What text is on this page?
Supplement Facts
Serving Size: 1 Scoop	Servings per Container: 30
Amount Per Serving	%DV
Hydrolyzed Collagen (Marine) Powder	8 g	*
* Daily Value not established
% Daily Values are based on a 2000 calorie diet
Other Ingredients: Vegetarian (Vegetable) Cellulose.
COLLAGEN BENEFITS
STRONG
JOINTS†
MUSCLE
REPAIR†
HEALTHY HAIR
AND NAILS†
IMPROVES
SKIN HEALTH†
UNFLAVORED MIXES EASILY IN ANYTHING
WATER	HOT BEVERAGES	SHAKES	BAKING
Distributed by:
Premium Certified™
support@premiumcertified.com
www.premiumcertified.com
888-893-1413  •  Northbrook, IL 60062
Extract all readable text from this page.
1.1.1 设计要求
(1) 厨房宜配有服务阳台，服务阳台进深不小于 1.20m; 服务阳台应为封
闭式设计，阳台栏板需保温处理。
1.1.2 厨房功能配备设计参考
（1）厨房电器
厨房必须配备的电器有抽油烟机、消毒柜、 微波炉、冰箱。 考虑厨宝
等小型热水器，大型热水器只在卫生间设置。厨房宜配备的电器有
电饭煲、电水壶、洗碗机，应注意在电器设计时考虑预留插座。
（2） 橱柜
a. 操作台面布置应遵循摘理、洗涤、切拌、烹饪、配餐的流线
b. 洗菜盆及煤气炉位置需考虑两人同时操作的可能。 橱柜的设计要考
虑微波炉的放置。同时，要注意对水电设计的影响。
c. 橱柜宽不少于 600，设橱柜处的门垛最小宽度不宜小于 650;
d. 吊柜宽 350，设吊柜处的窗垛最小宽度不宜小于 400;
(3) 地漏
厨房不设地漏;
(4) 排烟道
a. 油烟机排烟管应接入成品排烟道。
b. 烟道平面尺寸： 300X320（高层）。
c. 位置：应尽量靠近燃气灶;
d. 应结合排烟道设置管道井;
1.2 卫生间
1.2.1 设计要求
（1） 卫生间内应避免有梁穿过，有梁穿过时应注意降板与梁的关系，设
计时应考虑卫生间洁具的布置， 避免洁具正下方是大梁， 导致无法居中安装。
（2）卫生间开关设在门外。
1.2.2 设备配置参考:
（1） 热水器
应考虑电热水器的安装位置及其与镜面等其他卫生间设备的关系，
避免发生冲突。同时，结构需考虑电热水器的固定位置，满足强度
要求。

------------------------------------------------

◆ **TASK STATEMENT**:
Check every line of the records above for the string "page" and say how many contain it, giving the number alone.

◆ **PROBLEM SOLUTION**:
2